REQUEST :: What is needed is an exact copy of the entries below, from the line that contains "Output the text content of this document." through the final line, both included, and nothing else.

** Start RECORDS FOR THIS TASK **

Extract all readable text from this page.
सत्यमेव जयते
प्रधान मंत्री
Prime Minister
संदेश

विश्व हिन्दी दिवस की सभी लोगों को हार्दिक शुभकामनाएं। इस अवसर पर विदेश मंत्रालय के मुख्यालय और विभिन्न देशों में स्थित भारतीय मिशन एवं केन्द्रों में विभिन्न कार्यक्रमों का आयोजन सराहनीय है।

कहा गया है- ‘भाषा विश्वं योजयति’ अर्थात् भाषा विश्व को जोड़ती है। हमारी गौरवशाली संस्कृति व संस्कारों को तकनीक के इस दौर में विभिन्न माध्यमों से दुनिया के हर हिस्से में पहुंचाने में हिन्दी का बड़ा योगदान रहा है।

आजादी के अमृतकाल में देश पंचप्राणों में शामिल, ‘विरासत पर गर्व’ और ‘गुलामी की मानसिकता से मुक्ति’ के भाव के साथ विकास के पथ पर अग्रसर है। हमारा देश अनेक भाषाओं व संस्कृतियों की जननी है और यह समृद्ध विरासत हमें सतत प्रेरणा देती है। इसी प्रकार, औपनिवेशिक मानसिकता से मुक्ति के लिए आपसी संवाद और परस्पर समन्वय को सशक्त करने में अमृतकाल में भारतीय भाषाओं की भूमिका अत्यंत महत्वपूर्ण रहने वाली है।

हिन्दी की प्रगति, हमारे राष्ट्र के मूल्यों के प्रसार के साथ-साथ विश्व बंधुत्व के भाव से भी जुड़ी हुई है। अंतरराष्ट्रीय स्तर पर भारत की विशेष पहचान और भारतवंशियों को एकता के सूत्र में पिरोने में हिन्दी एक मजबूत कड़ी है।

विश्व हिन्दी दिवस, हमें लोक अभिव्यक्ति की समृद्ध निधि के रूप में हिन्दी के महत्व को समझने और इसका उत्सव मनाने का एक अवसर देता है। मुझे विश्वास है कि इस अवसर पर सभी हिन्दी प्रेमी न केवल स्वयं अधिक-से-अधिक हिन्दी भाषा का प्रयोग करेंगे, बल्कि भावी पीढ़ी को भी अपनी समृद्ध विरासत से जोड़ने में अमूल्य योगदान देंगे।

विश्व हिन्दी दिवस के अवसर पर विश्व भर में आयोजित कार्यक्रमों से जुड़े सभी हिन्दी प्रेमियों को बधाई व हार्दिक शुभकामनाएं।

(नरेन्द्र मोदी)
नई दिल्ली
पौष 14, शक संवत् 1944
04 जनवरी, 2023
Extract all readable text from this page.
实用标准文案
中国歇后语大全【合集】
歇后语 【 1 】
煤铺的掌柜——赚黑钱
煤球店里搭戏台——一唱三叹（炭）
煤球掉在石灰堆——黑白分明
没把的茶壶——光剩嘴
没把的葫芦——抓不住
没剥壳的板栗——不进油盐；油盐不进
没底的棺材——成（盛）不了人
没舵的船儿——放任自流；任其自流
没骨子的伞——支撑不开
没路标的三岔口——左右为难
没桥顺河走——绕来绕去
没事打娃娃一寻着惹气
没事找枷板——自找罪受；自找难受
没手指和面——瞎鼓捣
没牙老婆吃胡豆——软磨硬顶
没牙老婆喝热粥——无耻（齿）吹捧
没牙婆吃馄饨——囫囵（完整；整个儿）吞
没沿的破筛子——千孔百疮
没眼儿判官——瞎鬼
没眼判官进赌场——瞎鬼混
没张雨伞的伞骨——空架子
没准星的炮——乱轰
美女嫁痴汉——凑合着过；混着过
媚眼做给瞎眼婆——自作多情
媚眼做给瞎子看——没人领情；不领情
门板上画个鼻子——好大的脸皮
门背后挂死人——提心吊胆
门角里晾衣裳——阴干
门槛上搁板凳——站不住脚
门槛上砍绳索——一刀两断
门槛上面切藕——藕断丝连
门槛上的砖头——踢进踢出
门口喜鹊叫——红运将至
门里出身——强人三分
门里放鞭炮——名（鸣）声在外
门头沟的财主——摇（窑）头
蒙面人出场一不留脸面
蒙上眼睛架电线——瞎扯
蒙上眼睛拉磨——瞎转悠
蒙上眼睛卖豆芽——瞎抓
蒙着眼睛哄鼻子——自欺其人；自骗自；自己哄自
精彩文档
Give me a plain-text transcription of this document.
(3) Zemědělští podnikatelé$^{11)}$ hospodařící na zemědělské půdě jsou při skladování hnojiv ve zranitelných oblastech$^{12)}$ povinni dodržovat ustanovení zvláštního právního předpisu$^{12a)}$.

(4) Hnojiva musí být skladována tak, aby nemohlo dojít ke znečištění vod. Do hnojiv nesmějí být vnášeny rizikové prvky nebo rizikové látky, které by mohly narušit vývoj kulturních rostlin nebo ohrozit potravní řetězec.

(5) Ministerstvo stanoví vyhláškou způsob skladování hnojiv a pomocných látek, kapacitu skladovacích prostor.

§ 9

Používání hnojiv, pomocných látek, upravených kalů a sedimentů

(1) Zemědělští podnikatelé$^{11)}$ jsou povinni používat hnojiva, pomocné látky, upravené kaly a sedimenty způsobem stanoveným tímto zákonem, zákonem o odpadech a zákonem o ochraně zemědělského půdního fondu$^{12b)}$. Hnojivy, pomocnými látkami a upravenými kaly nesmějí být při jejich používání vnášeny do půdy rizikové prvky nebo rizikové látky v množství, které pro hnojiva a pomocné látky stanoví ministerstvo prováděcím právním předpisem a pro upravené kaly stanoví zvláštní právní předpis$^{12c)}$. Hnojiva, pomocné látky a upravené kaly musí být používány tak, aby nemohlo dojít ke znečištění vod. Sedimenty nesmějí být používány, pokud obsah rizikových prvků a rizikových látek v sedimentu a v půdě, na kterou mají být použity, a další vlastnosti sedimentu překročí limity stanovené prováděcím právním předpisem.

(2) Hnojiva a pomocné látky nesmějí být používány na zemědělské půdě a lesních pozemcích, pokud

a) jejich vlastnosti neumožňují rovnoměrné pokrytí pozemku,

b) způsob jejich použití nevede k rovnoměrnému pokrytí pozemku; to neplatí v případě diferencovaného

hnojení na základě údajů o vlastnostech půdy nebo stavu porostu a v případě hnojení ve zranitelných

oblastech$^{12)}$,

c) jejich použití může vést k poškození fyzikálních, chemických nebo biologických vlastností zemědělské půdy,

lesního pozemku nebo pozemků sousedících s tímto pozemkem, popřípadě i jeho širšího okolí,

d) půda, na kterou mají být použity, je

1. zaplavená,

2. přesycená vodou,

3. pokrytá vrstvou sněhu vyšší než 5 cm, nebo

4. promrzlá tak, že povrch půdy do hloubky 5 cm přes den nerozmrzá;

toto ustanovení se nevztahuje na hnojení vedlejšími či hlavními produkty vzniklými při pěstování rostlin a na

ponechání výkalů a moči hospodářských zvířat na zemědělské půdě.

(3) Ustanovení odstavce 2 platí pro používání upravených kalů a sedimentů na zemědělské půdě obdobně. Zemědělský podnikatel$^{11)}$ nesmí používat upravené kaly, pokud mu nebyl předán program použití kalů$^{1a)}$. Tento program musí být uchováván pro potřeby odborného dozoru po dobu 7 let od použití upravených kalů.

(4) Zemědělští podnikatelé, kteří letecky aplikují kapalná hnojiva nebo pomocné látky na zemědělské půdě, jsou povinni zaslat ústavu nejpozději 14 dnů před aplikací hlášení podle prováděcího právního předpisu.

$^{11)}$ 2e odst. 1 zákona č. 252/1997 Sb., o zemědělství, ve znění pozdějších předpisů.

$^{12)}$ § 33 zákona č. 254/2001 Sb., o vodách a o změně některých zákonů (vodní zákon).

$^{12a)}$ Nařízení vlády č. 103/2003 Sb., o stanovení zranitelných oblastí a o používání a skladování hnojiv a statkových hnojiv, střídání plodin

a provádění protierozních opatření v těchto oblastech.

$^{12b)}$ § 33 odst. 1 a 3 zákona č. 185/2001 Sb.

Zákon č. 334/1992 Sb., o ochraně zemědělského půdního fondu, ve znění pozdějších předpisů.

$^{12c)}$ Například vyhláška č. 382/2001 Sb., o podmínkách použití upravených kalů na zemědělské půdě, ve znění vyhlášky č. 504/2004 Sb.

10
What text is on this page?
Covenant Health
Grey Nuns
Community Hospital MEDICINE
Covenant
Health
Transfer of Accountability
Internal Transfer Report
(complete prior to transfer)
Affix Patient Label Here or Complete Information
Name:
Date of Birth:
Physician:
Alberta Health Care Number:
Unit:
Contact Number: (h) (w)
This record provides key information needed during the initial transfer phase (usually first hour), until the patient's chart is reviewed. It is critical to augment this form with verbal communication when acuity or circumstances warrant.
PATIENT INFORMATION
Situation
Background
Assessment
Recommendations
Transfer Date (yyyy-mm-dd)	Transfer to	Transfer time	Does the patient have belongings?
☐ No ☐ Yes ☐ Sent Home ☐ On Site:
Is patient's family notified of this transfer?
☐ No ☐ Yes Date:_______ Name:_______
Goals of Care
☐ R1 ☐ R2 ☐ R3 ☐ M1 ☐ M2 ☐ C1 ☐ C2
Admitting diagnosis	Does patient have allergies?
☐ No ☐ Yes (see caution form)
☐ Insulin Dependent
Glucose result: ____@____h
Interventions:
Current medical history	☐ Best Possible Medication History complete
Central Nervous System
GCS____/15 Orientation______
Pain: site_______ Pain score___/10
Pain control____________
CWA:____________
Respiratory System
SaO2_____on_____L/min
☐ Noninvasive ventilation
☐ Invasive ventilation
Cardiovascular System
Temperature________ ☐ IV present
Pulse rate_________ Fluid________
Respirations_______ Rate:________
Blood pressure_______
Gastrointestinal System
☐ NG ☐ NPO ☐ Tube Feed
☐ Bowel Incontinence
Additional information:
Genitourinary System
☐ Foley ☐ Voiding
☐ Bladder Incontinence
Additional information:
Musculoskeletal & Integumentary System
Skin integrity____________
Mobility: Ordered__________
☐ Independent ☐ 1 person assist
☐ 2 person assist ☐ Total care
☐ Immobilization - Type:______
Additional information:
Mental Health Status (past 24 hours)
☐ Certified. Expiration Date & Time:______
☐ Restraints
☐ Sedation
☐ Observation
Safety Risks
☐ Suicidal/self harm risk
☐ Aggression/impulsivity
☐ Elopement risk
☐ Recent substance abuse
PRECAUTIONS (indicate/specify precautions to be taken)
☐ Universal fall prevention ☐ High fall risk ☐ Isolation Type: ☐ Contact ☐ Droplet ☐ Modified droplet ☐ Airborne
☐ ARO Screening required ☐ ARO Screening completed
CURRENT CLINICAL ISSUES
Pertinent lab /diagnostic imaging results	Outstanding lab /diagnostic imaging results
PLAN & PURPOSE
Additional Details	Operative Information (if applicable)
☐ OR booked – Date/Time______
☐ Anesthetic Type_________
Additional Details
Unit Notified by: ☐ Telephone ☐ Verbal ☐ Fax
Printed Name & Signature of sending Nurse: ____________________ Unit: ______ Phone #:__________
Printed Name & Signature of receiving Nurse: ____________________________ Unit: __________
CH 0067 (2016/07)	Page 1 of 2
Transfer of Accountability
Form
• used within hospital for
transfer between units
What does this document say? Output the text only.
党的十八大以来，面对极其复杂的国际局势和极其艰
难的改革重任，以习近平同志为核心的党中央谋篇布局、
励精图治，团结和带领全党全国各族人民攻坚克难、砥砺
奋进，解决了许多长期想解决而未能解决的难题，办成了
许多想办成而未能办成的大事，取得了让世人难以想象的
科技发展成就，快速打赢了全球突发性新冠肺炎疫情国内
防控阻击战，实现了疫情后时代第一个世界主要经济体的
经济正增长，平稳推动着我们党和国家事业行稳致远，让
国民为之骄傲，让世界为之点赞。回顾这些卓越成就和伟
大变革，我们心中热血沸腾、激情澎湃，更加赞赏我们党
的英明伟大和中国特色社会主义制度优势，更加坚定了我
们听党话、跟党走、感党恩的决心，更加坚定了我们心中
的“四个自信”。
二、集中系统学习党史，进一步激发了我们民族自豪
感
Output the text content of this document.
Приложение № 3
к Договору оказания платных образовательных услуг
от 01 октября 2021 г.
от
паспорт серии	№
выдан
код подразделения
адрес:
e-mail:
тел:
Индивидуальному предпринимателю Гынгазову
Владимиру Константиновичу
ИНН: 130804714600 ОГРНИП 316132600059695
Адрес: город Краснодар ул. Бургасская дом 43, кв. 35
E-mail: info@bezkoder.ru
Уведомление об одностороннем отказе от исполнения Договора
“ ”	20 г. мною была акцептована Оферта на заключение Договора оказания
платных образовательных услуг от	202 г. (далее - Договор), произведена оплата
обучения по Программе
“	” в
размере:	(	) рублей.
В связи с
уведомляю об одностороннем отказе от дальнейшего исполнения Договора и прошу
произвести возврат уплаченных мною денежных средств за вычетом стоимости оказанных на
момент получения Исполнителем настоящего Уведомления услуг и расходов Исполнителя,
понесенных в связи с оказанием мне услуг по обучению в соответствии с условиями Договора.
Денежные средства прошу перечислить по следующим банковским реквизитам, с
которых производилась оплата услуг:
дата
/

** End RECORDS FOR THIS TASK **

OUTPUT FOR THIS TASK ::
Output the text content of this document.
Приложение № 3
к Договору оказания платных образовательных услуг
от 01 октября 2021 г.
от
паспорт серии	№
выдан
код подразделения
адрес:
e-mail:
тел:
Индивидуальному предпринимателю Гынгазову
Владимиру Константиновичу
ИНН: 130804714600 ОГРНИП 316132600059695
Адрес: город Краснодар ул. Бургасская дом 43, кв. 35
E-mail: info@bezkoder.ru
Уведомление об одностороннем отказе от исполнения Договора
“ ”	20 г. мною была акцептована Оферта на заключение Договора оказания
платных образовательных услуг от	202 г. (далее - Договор), произведена оплата
обучения по Программе
“	” в
размере:	(	) рублей.
В связи с
уведомляю об одностороннем отказе от дальнейшего исполнения Договора и прошу
произвести возврат уплаченных мною денежных средств за вычетом стоимости оказанных на
момент получения Исполнителем настоящего Уведомления услуг и расходов Исполнителя,
понесенных в связи с оказанием мне услуг по обучению в соответствии с условиями Договора.
Денежные средства прошу перечислить по следующим банковским реквизитам, с
которых производилась оплата услуг:
дата
/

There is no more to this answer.